» **AIM**
Write out the entire listing below exactly, with the pictures left out.

── LISTED RECORDS

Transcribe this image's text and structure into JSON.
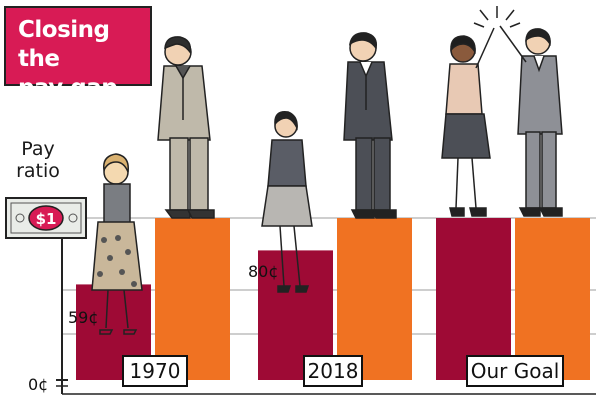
{
  "title": "Closing the pay gap",
  "title_lines": [
    "Closing the",
    "pay gap"
  ],
  "chart_data": {
    "type": "bar",
    "title": "Closing the pay gap",
    "ylabel": "Pay ratio",
    "ylabel_lines": [
      "Pay",
      "ratio"
    ],
    "yunit": "¢",
    "ylim": [
      0,
      100
    ],
    "categories": [
      "1970",
      "2018",
      "Our Goal"
    ],
    "series": [
      {
        "color": "#9e0a35",
        "values": [
          59,
          80,
          100
        ]
      },
      {
        "color": "#f07222",
        "values": [
          100,
          100,
          100
        ]
      }
    ],
    "tick_labels": [
      "0¢"
    ],
    "value_labels": [
      "59¢",
      "80¢"
    ],
    "top_marker": "$1",
    "grid": true
  },
  "colors": {
    "women_bar": "#9e0a35",
    "men_bar": "#f07222",
    "title_bg": "#d81b55",
    "grid": "#bdbdbd"
  },
  "icons": [
    "dollar-bill-icon",
    "woman-1970-figure",
    "man-1970-figure",
    "woman-2018-figure",
    "man-2018-figure",
    "high-five-couple-figure",
    "sparkle-icon"
  ]
}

────

» **SOLUTION BELOW**
Transcribe this image's text and structure into JSON.
{
  "title": "Closing the pay gap",
  "title_lines": [
    "Closing the",
    "pay gap"
  ],
  "chart_data": {
    "type": "bar",
    "title": "Closing the pay gap",
    "ylabel": "Pay ratio",
    "ylabel_lines": [
      "Pay",
      "ratio"
    ],
    "yunit": "¢",
    "ylim": [
      0,
      100
    ],
    "categories": [
      "1970",
      "2018",
      "Our Goal"
    ],
    "series": [
      {
        "color": "#9e0a35",
        "values": [
          59,
          80,
          100
        ]
      },
      {
        "color": "#f07222",
        "values": [
          100,
          100,
          100
        ]
      }
    ],
    "tick_labels": [
      "0¢"
    ],
    "value_labels": [
      "59¢",
      "80¢"
    ],
    "top_marker": "$1",
    "grid": true
  },
  "colors": {
    "women_bar": "#9e0a35",
    "men_bar": "#f07222",
    "title_bg": "#d81b55",
    "grid": "#bdbdbd"
  },
  "icons": [
    "dollar-bill-icon",
    "woman-1970-figure",
    "man-1970-figure",
    "woman-2018-figure",
    "man-2018-figure",
    "high-five-couple-figure",
    "sparkle-icon"
  ]
}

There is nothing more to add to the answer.